(Dataset entries)

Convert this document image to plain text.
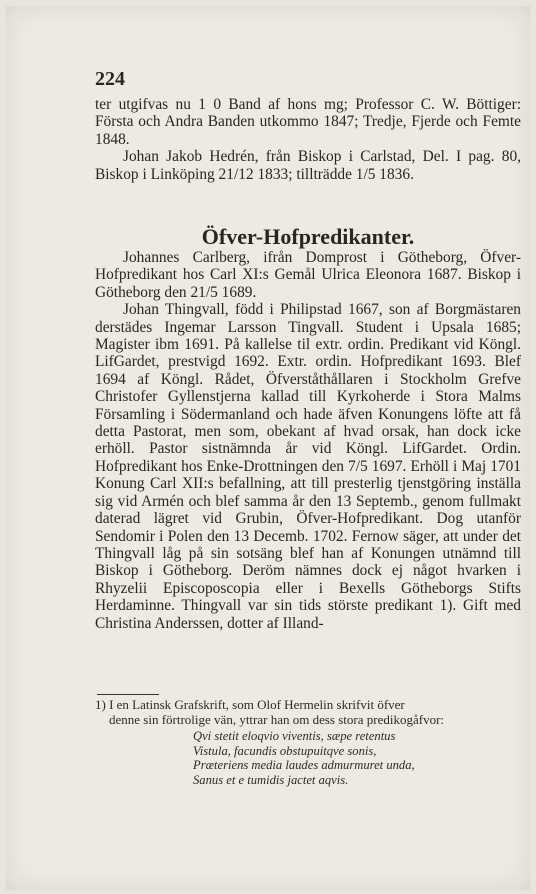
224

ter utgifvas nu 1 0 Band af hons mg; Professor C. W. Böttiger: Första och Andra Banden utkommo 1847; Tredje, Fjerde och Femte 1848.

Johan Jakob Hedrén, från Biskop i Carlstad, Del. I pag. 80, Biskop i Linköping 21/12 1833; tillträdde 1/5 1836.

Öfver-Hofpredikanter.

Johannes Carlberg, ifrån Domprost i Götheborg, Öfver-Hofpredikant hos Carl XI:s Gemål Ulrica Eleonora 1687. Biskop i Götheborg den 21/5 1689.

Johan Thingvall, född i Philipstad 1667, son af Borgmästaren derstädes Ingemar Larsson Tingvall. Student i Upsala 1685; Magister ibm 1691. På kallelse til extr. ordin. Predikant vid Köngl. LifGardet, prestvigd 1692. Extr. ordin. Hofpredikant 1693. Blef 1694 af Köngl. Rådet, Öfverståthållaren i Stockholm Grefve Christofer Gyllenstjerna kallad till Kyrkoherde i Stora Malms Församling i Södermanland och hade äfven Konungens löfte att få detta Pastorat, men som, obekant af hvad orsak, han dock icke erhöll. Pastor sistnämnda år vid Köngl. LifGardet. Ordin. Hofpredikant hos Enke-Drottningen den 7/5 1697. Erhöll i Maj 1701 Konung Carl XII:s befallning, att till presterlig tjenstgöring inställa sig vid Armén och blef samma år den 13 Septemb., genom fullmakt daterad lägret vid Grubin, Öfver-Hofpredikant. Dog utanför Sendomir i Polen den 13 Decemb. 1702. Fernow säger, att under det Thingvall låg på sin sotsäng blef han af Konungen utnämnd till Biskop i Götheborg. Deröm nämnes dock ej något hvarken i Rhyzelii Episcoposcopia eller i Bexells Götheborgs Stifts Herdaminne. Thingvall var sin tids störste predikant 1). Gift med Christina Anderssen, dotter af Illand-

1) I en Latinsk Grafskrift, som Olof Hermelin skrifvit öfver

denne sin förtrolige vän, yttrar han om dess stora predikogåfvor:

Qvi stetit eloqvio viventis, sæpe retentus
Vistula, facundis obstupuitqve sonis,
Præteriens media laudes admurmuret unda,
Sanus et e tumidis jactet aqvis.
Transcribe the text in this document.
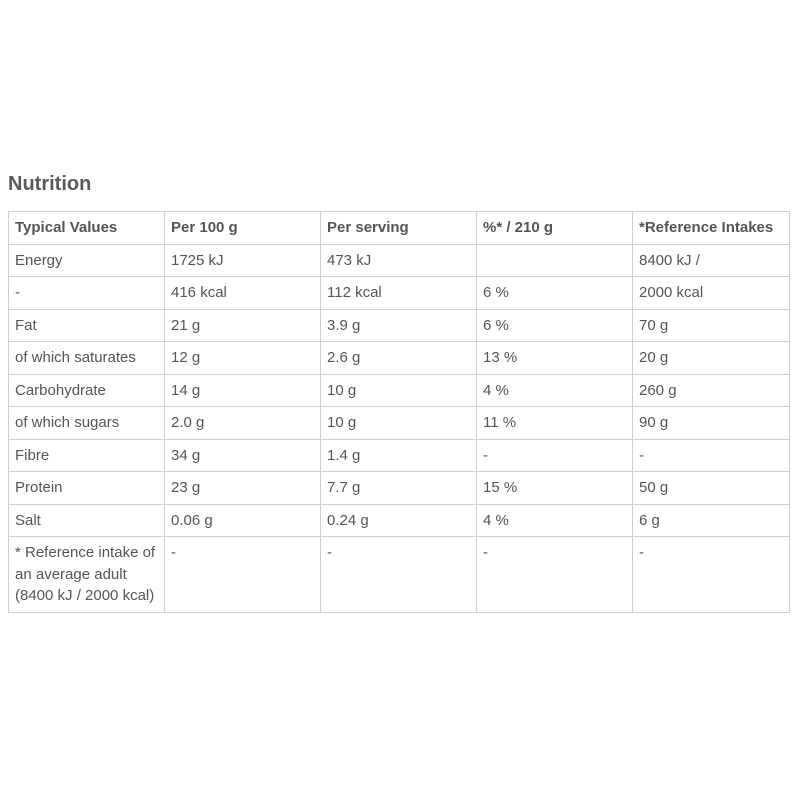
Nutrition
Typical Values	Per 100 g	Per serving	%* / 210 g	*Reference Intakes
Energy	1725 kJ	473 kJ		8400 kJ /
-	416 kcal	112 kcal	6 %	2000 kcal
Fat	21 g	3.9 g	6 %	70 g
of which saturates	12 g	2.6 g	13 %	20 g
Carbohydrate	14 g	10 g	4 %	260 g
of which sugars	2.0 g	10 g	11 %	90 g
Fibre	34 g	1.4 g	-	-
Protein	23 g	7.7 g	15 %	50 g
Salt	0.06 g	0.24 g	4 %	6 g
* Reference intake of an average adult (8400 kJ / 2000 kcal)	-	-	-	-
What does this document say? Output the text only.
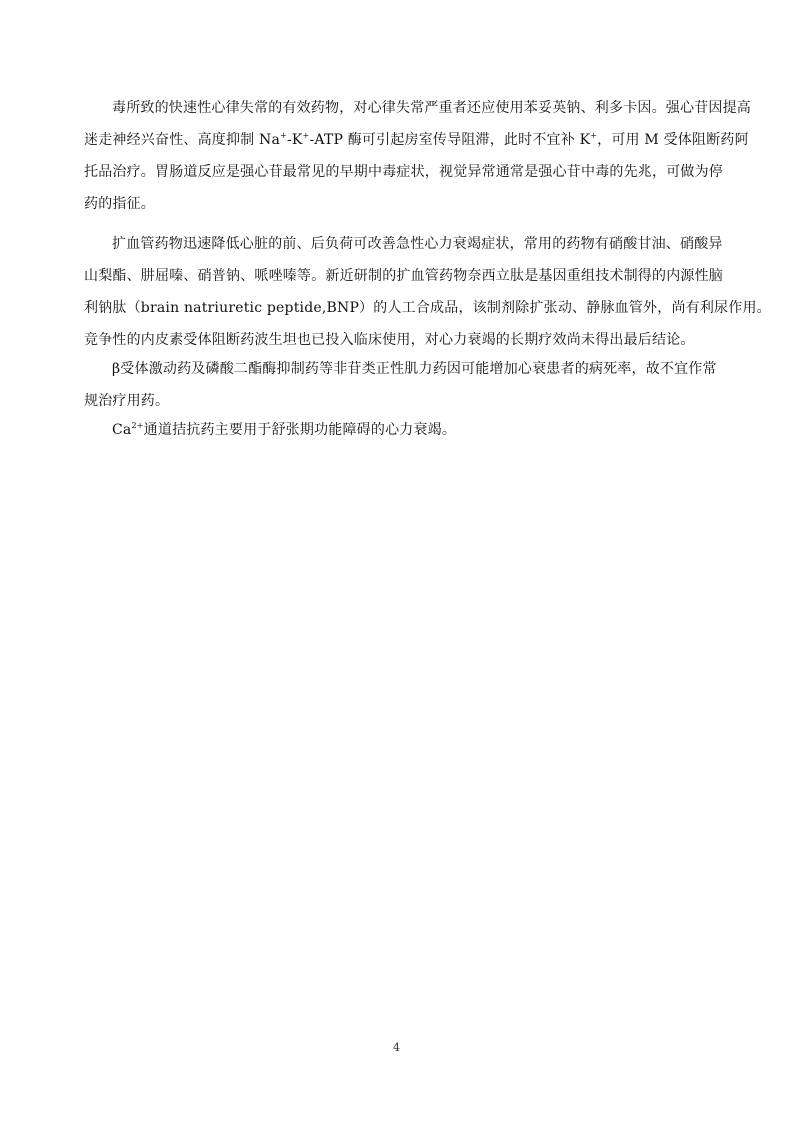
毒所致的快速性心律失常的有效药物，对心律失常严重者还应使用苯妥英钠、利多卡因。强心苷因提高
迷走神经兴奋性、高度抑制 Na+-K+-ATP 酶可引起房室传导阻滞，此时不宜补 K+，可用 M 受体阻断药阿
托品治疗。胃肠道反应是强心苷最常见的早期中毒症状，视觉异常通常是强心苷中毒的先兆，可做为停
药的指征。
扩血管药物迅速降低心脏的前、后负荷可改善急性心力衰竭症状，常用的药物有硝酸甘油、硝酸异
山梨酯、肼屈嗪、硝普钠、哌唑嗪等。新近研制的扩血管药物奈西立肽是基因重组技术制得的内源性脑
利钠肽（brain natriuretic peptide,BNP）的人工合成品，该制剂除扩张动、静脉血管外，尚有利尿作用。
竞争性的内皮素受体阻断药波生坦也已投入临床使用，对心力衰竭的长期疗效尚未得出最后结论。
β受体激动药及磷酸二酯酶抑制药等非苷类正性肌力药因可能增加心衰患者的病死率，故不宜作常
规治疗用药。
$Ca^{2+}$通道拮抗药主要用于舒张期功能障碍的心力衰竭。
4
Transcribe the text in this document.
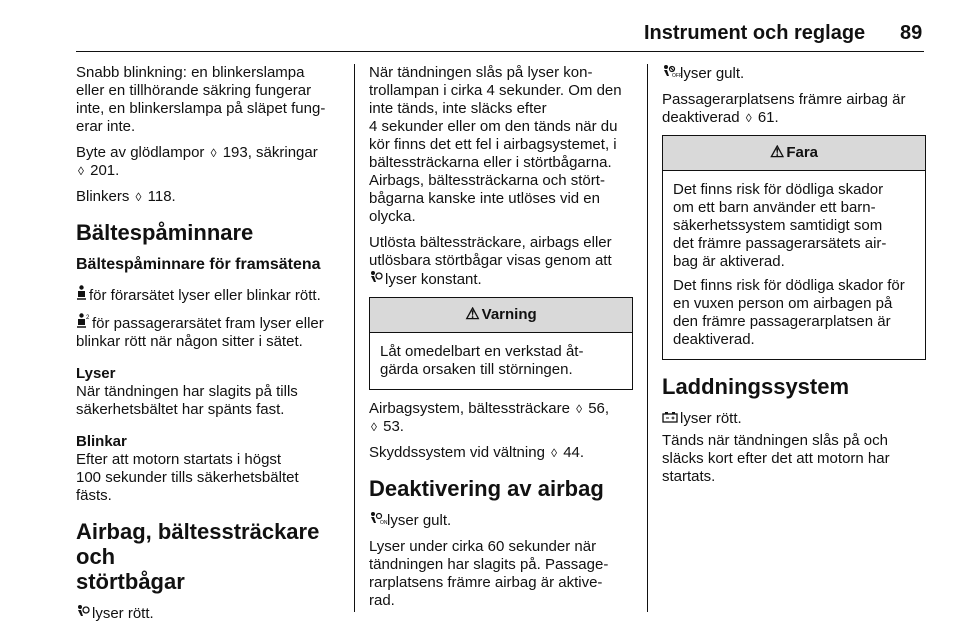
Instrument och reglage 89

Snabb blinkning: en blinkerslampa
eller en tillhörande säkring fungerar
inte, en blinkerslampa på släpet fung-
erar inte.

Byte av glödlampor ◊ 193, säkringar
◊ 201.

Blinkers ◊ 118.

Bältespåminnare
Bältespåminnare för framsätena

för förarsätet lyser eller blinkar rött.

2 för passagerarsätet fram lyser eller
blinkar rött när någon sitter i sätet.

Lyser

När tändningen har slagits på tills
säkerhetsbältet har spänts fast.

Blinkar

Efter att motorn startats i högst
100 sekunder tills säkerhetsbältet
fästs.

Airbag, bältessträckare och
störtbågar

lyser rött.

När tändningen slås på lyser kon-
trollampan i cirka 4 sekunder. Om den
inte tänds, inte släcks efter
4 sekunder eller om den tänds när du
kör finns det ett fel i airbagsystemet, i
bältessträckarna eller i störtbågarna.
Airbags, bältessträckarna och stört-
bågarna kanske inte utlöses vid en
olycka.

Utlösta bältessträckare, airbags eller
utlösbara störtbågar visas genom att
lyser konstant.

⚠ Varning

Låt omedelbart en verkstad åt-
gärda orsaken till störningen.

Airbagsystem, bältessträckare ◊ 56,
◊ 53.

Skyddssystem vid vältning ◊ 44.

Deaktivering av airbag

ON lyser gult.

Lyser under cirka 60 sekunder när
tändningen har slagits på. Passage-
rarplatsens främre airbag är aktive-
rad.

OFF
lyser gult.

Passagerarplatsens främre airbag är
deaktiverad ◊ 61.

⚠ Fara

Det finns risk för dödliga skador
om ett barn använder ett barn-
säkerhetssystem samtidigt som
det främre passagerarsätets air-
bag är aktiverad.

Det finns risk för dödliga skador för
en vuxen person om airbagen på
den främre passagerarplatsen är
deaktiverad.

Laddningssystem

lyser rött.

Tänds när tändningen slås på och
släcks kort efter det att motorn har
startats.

▶ _Exercise_: Every line above with the string "cirka" in it should be copied into the answer.

▶ _The answer_:
trollampan i cirka 4 sekunder. Om den
Lyser under cirka 60 sekunder när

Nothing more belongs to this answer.